** Records supplied **
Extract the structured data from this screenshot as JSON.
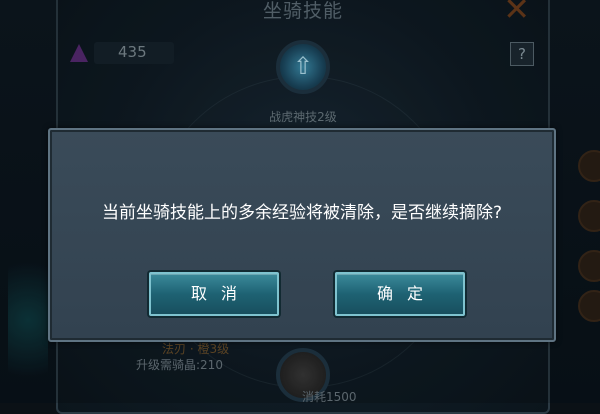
{
  "background": {
    "title": "坐骑技能",
    "gem_count": "435",
    "help_label": "?",
    "top_skill_name": "战虎神技2级",
    "bottom_skill_name": "法刃 · 橙3级",
    "bottom_skill_cost": "升级需骑晶:210",
    "bottom_consume": "消耗1500"
  },
  "dialog": {
    "message": "当前坐骑技能上的多余经验将被清除，是否继续摘除?",
    "cancel_label": "取消",
    "confirm_label": "确定"
  },
  "colors": {
    "dialog_bg": "#354654",
    "button_teal": "#1e6273",
    "message_text": "#ffffff"
  },
  "icons": [
    "gem-icon",
    "help-icon",
    "close-icon",
    "skill-arrow-icon"
  ]
}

** Instructions for the task **
Leave the pictures out and reproduce all of the records exactly.

** Answer **
Extract the structured data from this screenshot as JSON.
{
  "background": {
    "title": "坐骑技能",
    "gem_count": "435",
    "help_label": "?",
    "top_skill_name": "战虎神技2级",
    "bottom_skill_name": "法刃 · 橙3级",
    "bottom_skill_cost": "升级需骑晶:210",
    "bottom_consume": "消耗1500"
  },
  "dialog": {
    "message": "当前坐骑技能上的多余经验将被清除，是否继续摘除?",
    "cancel_label": "取消",
    "confirm_label": "确定"
  },
  "colors": {
    "dialog_bg": "#354654",
    "button_teal": "#1e6273",
    "message_text": "#ffffff"
  },
  "icons": [
    "gem-icon",
    "help-icon",
    "close-icon",
    "skill-arrow-icon"
  ]
}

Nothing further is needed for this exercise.